#### Supplied data ####
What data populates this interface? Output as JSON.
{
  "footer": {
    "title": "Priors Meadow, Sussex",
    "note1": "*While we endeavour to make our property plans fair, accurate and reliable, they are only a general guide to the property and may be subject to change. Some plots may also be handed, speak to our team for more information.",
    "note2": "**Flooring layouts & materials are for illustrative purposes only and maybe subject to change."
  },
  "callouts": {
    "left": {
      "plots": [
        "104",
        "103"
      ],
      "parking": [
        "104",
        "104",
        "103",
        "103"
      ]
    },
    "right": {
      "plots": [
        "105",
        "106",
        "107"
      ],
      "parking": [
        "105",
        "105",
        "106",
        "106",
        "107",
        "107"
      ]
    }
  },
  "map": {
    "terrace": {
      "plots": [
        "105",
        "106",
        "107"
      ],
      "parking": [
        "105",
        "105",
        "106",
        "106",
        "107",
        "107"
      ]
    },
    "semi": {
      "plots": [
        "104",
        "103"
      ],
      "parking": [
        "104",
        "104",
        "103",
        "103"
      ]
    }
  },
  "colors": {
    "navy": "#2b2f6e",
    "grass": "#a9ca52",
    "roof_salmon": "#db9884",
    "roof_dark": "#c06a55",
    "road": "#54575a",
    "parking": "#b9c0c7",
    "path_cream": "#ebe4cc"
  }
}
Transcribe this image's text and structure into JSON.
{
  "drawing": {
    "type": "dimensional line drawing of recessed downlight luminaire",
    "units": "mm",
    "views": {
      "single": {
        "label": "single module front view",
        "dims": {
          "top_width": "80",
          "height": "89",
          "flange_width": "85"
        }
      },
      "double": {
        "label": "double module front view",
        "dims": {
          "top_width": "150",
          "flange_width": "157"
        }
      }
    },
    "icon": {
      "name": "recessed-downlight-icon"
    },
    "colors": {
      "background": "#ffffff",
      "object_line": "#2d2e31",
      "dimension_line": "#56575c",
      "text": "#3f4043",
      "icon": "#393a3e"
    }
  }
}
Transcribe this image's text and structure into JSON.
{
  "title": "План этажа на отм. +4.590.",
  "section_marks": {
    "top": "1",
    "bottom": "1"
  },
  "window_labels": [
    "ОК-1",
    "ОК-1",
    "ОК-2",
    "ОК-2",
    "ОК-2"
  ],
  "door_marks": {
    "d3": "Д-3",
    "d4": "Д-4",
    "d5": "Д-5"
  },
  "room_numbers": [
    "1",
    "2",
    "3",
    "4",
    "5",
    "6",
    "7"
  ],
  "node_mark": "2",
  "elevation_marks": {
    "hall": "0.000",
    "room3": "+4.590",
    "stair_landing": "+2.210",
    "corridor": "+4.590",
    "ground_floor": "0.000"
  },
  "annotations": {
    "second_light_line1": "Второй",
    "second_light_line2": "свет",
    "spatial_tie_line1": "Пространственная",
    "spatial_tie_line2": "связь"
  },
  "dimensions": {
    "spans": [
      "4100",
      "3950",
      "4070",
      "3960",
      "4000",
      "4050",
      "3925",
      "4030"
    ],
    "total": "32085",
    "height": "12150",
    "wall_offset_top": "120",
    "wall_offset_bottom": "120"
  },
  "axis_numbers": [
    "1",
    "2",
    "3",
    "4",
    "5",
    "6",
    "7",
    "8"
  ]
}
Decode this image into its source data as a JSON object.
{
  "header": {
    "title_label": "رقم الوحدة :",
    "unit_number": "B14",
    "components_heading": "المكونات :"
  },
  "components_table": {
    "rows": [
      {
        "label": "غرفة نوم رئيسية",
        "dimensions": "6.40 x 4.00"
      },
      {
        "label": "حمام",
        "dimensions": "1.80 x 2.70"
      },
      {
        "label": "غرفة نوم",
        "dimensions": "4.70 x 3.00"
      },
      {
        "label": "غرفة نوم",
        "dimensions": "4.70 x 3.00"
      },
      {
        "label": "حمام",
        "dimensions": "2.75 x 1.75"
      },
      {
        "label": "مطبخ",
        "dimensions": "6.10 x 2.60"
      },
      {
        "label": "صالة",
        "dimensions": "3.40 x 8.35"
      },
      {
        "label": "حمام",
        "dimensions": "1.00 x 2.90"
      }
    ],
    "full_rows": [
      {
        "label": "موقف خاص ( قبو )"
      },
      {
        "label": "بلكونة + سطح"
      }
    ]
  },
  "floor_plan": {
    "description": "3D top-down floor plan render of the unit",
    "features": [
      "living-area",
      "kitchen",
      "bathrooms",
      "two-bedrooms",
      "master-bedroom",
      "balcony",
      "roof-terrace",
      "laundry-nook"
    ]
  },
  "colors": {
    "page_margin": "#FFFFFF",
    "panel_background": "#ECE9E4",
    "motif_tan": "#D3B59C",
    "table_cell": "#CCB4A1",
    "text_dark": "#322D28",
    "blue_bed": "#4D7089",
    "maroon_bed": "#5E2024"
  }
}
####
# [Aim]
Output all of the data again. Match it exactly.

# [Result]
What data populates this interface? Output as JSON.
{
  "footer": {
    "title": "Priors Meadow, Sussex",
    "note1": "*While we endeavour to make our property plans fair, accurate and reliable, they are only a general guide to the property and may be subject to change. Some plots may also be handed, speak to our team for more information.",
    "note2": "**Flooring layouts & materials are for illustrative purposes only and maybe subject to change."
  },
  "callouts": {
    "left": {
      "plots": [
        "104",
        "103"
      ],
      "parking": [
        "104",
        "104",
        "103",
        "103"
      ]
    },
    "right": {
      "plots": [
        "105",
        "106",
        "107"
      ],
      "parking": [
        "105",
        "105",
        "106",
        "106",
        "107",
        "107"
      ]
    }
  },
  "map": {
    "terrace": {
      "plots": [
        "105",
        "106",
        "107"
      ],
      "parking": [
        "105",
        "105",
        "106",
        "106",
        "107",
        "107"
      ]
    },
    "semi": {
      "plots": [
        "104",
        "103"
      ],
      "parking": [
        "104",
        "104",
        "103",
        "103"
      ]
    }
  },
  "colors": {
    "navy": "#2b2f6e",
    "grass": "#a9ca52",
    "roof_salmon": "#db9884",
    "roof_dark": "#c06a55",
    "road": "#54575a",
    "parking": "#b9c0c7",
    "path_cream": "#ebe4cc"
  }
}
Transcribe this image's text and structure into JSON.
{
  "drawing": {
    "type": "dimensional line drawing of recessed downlight luminaire",
    "units": "mm",
    "views": {
      "single": {
        "label": "single module front view",
        "dims": {
          "top_width": "80",
          "height": "89",
          "flange_width": "85"
        }
      },
      "double": {
        "label": "double module front view",
        "dims": {
          "top_width": "150",
          "flange_width": "157"
        }
      }
    },
    "icon": {
      "name": "recessed-downlight-icon"
    },
    "colors": {
      "background": "#ffffff",
      "object_line": "#2d2e31",
      "dimension_line": "#56575c",
      "text": "#3f4043",
      "icon": "#393a3e"
    }
  }
}
Transcribe this image's text and structure into JSON.
{
  "title": "План этажа на отм. +4.590.",
  "section_marks": {
    "top": "1",
    "bottom": "1"
  },
  "window_labels": [
    "ОК-1",
    "ОК-1",
    "ОК-2",
    "ОК-2",
    "ОК-2"
  ],
  "door_marks": {
    "d3": "Д-3",
    "d4": "Д-4",
    "d5": "Д-5"
  },
  "room_numbers": [
    "1",
    "2",
    "3",
    "4",
    "5",
    "6",
    "7"
  ],
  "node_mark": "2",
  "elevation_marks": {
    "hall": "0.000",
    "room3": "+4.590",
    "stair_landing": "+2.210",
    "corridor": "+4.590",
    "ground_floor": "0.000"
  },
  "annotations": {
    "second_light_line1": "Второй",
    "second_light_line2": "свет",
    "spatial_tie_line1": "Пространственная",
    "spatial_tie_line2": "связь"
  },
  "dimensions": {
    "spans": [
      "4100",
      "3950",
      "4070",
      "3960",
      "4000",
      "4050",
      "3925",
      "4030"
    ],
    "total": "32085",
    "height": "12150",
    "wall_offset_top": "120",
    "wall_offset_bottom": "120"
  },
  "axis_numbers": [
    "1",
    "2",
    "3",
    "4",
    "5",
    "6",
    "7",
    "8"
  ]
}
Decode this image into its source data as a JSON object.
{
  "header": {
    "title_label": "رقم الوحدة :",
    "unit_number": "B14",
    "components_heading": "المكونات :"
  },
  "components_table": {
    "rows": [
      {
        "label": "غرفة نوم رئيسية",
        "dimensions": "6.40 x 4.00"
      },
      {
        "label": "حمام",
        "dimensions": "1.80 x 2.70"
      },
      {
        "label": "غرفة نوم",
        "dimensions": "4.70 x 3.00"
      },
      {
        "label": "غرفة نوم",
        "dimensions": "4.70 x 3.00"
      },
      {
        "label": "حمام",
        "dimensions": "2.75 x 1.75"
      },
      {
        "label": "مطبخ",
        "dimensions": "6.10 x 2.60"
      },
      {
        "label": "صالة",
        "dimensions": "3.40 x 8.35"
      },
      {
        "label": "حمام",
        "dimensions": "1.00 x 2.90"
      }
    ],
    "full_rows": [
      {
        "label": "موقف خاص ( قبو )"
      },
      {
        "label": "بلكونة + سطح"
      }
    ]
  },
  "floor_plan": {
    "description": "3D top-down floor plan render of the unit",
    "features": [
      "living-area",
      "kitchen",
      "bathrooms",
      "two-bedrooms",
      "master-bedroom",
      "balcony",
      "roof-terrace",
      "laundry-nook"
    ]
  },
  "colors": {
    "page_margin": "#FFFFFF",
    "panel_background": "#ECE9E4",
    "motif_tan": "#D3B59C",
    "table_cell": "#CCB4A1",
    "text_dark": "#322D28",
    "blue_bed": "#4D7089",
    "maroon_bed": "#5E2024"
  }
}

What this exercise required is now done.